__What is asked__. Every line with the string "cases" should be gathered.

__Record set__.
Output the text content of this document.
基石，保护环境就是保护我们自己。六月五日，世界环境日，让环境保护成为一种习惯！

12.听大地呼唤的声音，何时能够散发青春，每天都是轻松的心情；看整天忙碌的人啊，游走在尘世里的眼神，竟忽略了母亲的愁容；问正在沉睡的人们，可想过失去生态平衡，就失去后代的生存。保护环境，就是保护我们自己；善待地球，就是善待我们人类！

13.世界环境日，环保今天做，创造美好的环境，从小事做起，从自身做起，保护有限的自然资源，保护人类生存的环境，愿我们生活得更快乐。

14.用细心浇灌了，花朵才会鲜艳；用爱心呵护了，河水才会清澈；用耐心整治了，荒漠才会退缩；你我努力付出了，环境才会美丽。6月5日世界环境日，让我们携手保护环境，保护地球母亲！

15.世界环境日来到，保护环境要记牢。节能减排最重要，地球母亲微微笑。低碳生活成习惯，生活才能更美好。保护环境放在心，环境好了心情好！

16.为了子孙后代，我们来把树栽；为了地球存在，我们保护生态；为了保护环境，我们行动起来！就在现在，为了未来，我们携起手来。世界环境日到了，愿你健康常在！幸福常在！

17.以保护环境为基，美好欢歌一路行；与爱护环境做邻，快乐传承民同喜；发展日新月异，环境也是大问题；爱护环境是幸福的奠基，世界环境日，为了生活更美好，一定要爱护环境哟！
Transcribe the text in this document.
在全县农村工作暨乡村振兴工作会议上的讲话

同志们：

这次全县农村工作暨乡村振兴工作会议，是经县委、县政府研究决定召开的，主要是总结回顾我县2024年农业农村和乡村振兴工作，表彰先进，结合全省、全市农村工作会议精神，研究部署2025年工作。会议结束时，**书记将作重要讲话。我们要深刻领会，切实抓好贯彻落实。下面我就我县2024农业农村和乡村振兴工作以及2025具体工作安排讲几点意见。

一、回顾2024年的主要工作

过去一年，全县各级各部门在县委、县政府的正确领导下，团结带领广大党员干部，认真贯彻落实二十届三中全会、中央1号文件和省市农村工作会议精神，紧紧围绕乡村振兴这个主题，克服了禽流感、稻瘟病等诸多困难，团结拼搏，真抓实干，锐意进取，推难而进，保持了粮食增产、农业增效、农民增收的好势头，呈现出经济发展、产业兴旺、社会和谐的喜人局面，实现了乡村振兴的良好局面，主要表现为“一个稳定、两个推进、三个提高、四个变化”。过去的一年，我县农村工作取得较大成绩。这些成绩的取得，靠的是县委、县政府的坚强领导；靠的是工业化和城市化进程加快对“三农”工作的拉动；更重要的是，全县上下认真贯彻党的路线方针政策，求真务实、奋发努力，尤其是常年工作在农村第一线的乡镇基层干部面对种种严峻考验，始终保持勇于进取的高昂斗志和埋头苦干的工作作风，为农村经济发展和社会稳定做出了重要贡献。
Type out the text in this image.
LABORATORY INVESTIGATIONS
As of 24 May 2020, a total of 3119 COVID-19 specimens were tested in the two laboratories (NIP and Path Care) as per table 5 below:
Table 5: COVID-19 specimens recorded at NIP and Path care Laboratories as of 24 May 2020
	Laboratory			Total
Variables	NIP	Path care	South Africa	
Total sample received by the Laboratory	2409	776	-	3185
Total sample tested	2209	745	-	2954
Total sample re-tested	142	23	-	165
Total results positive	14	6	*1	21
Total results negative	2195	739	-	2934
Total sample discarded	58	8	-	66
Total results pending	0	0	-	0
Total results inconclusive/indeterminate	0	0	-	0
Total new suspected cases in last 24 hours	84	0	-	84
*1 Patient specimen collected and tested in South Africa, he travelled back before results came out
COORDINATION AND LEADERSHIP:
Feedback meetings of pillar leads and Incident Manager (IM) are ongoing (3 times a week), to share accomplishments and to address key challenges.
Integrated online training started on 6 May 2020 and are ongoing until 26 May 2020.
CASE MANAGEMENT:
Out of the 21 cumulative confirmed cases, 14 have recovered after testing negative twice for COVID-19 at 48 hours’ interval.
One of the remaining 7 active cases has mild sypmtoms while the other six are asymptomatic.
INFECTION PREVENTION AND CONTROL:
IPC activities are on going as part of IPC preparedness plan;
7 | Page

__Written response__.
Total new suspected cases in last 24 hours	84	0	-	84
Out of the 21 cumulative confirmed cases, 14 have recovered after testing negative twice for COVID-19 at 48 hours’ interval.
One of the remaining 7 active cases has mild sypmtoms while the other six are asymptomatic.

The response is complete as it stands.